Work through the data below and copy out every line where "lowering" is found.

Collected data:
-- -- --

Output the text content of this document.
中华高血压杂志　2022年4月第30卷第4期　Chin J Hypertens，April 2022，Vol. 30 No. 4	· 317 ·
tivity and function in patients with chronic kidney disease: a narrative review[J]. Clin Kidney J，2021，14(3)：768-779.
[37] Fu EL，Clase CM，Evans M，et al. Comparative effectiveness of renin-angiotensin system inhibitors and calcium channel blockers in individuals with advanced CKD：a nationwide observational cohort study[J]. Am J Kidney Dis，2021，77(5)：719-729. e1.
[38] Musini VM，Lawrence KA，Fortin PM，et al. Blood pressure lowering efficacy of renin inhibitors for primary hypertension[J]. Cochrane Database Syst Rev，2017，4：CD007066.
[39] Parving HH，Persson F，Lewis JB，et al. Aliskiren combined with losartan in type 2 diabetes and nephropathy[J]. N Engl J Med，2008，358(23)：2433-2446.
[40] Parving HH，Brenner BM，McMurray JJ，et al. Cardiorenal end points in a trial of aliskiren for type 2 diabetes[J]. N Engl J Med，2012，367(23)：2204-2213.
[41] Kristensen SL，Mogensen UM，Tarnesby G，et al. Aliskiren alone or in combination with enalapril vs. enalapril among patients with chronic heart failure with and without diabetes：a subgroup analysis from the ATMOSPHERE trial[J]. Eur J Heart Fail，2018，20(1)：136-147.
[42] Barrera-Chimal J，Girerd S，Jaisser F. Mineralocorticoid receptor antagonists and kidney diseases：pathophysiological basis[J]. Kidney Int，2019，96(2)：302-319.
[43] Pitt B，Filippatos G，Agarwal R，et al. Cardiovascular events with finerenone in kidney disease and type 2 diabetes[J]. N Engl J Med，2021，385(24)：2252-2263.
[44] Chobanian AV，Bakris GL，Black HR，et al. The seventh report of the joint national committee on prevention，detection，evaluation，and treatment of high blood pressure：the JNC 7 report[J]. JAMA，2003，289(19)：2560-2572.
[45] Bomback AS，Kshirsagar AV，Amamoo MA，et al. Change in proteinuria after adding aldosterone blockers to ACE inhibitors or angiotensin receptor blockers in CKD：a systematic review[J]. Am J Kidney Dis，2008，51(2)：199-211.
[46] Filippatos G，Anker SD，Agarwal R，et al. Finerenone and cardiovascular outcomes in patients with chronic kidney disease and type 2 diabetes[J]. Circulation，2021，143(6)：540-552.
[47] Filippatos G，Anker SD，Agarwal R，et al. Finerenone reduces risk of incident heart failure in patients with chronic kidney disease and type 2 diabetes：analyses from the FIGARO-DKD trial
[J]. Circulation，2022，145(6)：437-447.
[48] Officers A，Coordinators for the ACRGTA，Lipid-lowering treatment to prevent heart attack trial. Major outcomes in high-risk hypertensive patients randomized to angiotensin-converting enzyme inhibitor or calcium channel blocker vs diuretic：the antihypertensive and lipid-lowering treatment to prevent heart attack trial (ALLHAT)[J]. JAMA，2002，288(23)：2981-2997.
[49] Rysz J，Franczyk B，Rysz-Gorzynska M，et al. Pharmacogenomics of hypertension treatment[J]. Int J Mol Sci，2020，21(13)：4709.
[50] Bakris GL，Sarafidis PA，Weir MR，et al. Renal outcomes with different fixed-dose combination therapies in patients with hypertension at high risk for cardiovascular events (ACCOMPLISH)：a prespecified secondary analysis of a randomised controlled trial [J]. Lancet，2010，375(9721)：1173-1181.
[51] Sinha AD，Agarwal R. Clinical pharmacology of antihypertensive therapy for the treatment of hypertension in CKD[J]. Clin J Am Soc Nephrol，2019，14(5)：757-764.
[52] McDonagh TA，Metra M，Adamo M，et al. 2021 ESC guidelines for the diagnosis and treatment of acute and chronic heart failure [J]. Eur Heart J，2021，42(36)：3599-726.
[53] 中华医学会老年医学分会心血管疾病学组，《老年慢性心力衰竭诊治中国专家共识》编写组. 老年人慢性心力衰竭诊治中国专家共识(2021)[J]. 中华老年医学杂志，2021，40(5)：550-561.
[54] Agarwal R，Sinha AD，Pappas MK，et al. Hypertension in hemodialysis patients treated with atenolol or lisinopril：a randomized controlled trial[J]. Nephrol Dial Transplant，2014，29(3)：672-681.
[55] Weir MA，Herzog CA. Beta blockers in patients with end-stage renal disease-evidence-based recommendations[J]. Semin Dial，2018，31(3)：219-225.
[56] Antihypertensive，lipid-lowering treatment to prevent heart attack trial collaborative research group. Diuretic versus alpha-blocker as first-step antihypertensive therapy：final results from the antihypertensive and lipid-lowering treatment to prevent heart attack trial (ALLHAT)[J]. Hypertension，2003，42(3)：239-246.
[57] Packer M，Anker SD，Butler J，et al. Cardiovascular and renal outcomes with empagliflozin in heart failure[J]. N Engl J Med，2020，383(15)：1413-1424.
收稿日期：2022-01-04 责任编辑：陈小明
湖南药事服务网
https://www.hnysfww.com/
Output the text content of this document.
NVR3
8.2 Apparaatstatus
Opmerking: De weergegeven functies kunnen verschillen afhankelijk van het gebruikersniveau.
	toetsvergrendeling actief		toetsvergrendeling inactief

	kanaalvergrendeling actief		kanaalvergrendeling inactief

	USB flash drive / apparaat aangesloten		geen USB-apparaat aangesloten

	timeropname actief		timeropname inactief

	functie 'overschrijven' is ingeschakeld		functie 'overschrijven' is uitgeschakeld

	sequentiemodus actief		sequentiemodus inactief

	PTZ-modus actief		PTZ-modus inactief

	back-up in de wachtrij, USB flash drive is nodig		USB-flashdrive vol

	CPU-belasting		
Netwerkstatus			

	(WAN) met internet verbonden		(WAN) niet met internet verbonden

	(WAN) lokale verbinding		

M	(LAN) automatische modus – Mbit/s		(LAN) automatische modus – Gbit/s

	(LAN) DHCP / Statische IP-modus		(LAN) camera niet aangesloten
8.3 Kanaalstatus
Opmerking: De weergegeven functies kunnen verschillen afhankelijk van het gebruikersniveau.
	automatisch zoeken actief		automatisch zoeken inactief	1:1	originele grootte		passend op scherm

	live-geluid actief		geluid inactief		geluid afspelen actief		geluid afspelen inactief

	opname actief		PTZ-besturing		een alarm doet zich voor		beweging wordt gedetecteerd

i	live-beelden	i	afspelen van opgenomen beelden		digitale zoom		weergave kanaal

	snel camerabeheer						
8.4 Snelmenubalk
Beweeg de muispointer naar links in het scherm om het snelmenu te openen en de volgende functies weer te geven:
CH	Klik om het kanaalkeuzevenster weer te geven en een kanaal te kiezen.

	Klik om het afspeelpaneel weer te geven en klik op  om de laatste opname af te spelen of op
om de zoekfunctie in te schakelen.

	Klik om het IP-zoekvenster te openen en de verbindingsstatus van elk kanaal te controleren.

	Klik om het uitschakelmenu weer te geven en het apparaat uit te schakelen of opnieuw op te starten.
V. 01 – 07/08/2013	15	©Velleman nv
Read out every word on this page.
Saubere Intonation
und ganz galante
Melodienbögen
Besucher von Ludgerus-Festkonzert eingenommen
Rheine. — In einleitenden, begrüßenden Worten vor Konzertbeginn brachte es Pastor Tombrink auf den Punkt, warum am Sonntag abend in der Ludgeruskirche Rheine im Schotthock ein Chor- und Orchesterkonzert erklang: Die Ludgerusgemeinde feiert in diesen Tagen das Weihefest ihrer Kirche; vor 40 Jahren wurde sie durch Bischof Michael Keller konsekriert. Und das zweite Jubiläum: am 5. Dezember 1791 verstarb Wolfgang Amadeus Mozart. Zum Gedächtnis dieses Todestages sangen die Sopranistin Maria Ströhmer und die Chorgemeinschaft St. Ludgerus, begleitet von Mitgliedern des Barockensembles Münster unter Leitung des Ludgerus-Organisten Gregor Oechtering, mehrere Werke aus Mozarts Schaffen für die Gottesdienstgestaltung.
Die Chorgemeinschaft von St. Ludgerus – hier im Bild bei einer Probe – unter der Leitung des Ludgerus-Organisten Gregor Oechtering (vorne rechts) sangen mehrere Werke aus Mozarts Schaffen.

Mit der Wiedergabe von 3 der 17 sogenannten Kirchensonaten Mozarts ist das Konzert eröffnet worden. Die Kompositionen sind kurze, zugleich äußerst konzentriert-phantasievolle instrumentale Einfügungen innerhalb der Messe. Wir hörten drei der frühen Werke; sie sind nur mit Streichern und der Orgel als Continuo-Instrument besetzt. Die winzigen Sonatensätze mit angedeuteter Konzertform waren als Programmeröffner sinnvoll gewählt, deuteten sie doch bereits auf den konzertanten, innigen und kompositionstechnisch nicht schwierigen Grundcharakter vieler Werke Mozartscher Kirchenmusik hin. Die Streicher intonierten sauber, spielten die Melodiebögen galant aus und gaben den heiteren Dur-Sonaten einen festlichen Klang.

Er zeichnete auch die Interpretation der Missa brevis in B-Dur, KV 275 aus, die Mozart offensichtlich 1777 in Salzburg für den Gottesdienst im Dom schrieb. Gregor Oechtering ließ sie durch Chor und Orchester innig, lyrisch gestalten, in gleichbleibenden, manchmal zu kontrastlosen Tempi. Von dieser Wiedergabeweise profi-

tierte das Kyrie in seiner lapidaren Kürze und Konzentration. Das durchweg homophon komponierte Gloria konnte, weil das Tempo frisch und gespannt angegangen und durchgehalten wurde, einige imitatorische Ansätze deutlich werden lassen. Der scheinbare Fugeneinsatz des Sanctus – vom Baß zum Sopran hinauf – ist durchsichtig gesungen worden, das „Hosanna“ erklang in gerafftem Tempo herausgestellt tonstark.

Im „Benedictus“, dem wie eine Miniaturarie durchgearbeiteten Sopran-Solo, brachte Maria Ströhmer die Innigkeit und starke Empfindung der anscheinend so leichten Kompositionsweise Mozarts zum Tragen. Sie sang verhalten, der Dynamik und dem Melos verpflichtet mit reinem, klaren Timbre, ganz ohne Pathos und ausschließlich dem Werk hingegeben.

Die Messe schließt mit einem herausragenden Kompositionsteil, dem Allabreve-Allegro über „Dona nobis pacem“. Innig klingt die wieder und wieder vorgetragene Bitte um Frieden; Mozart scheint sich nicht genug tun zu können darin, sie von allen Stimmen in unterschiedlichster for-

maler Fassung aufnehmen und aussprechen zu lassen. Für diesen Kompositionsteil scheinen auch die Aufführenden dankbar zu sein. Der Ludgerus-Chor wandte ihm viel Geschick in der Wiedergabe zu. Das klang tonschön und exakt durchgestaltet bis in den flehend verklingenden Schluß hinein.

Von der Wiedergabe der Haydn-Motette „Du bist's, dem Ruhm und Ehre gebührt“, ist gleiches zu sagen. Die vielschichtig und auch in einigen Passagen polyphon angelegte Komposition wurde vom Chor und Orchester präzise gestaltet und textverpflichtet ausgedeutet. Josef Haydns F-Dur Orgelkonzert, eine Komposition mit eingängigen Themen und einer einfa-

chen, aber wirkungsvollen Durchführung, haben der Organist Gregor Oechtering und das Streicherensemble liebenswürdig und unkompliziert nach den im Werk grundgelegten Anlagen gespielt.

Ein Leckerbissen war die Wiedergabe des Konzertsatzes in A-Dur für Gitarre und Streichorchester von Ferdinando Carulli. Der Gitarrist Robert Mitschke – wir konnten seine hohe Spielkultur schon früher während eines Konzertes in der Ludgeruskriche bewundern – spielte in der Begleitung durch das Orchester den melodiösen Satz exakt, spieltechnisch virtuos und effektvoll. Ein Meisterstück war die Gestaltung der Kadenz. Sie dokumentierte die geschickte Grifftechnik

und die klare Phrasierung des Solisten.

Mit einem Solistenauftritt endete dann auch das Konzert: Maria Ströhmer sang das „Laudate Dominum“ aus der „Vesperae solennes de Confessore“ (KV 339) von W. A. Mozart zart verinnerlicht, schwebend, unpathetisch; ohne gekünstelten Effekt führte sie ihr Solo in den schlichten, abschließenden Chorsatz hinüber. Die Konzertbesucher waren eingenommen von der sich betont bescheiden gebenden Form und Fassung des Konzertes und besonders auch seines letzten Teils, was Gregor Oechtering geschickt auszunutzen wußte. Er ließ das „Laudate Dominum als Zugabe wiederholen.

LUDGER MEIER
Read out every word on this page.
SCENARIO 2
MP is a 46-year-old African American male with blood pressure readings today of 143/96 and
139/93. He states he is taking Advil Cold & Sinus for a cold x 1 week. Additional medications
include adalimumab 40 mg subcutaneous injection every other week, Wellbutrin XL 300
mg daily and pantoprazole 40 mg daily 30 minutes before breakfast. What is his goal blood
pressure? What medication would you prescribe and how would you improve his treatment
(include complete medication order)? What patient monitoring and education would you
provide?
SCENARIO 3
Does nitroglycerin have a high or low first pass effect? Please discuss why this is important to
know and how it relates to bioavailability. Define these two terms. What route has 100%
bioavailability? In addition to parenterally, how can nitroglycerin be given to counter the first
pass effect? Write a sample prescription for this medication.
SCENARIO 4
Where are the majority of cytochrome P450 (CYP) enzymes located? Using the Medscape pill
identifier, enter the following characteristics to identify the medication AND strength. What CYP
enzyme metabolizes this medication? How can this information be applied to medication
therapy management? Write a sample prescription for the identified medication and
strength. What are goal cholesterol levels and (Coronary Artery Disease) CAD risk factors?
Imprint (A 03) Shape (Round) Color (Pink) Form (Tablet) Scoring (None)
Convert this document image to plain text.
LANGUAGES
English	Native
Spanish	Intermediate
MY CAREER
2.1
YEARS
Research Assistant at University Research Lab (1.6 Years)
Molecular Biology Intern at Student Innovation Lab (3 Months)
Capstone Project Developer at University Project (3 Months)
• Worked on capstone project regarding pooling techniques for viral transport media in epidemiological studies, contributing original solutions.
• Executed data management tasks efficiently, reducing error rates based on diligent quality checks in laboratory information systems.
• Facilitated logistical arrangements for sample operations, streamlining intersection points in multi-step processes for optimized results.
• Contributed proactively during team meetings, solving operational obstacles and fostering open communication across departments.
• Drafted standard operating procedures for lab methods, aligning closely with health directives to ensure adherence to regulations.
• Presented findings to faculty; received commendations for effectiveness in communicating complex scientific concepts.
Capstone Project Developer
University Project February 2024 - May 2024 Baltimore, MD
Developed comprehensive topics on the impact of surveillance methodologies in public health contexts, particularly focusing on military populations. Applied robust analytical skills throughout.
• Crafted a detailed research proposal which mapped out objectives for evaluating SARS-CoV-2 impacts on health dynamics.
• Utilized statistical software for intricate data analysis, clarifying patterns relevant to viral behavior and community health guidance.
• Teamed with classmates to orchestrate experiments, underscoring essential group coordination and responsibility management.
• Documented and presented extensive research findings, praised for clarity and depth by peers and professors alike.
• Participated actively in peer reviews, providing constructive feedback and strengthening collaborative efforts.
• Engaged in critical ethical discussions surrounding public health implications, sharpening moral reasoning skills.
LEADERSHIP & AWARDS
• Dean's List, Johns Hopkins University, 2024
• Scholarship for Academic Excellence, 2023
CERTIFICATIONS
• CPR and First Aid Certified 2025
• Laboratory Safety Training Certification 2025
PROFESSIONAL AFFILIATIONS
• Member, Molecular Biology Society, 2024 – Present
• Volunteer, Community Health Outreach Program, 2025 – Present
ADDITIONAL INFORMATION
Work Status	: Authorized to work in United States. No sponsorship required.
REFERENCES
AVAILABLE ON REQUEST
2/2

-- -- --

Your response:
[38] Musini VM，Lawrence KA，Fortin PM，et al. Blood pressure lowering efficacy of renin inhibitors for primary hypertension[J]. Cochrane Database Syst Rev，2017，4：CD007066.
[48] Officers A，Coordinators for the ACRGTA，Lipid-lowering treatment to prevent heart attack trial. Major outcomes in high-risk hypertensive patients randomized to angiotensin-converting enzyme inhibitor or calcium channel blocker vs diuretic：the antihypertensive and lipid-lowering treatment to prevent heart attack trial (ALLHAT)[J]. JAMA，2002，288(23)：2981-2997.
[56] Antihypertensive，lipid-lowering treatment to prevent heart attack trial collaborative research group. Diuretic versus alpha-blocker as first-step antihypertensive therapy：final results from the antihypertensive and lipid-lowering treatment to prevent heart attack trial (ALLHAT)[J]. Hypertension，2003，42(3)：239-246.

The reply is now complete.